### SOURCE
Eventually, if the binding is successfully created, data packets
coming from that lower layer anchor will be compliant and hence
forwarded.
We will next consider the impact of the above options in the design
of a SAVI solution.
2.1. Arguments against option 1: treat packets as non compliant packets
The main argument against this approach is the overall robustness of
the resulting network. The main concern that has been stated is that
a network running SAVI that implements this option may end up
disconnecting legitimate users from the network, by filtering packets
coming from them. The net result would a degraded robustness of the
network as w whole, since legitimate users would perceive this as a
network failure. There are two different causes that resulted in the
lack of state in the binding device for a legitimate address, namely,
packet loss or state loss. We will next perform an analysis for each
of them.
2.1.1. Lack of binding state due to packet loss
The DAD procedure is inherently unreliable. It consists on sending a
NSOL packet and if no NADV packet is received back, success is
assumed and the host starts using the address. In general, the lack
of response is because no other host has that particular address
configured in their interface, but it may also be the case that the
NSOL packet or the NADV packet has been lost. From the sending host
perspective there is no difference and the host assumes that it can
use the address. In other words, the default action is to allow the
host to obtain network connectivity.

### GIVEN EXERCISE
Please state what the SAVI text above says a host does under the DAD procedure when no NADV packet comes back.

### DATASET CONTENT
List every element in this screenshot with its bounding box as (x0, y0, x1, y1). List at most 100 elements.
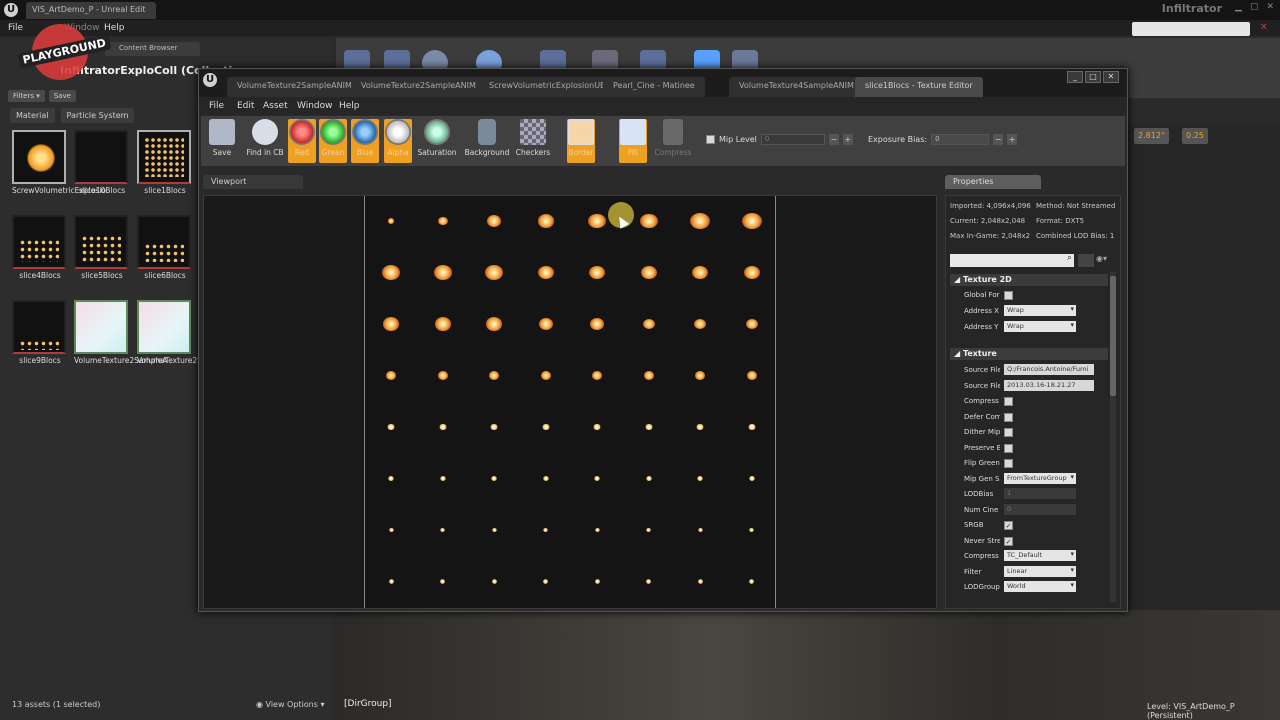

### FULL ANSWER
It assumes success and starts using the address.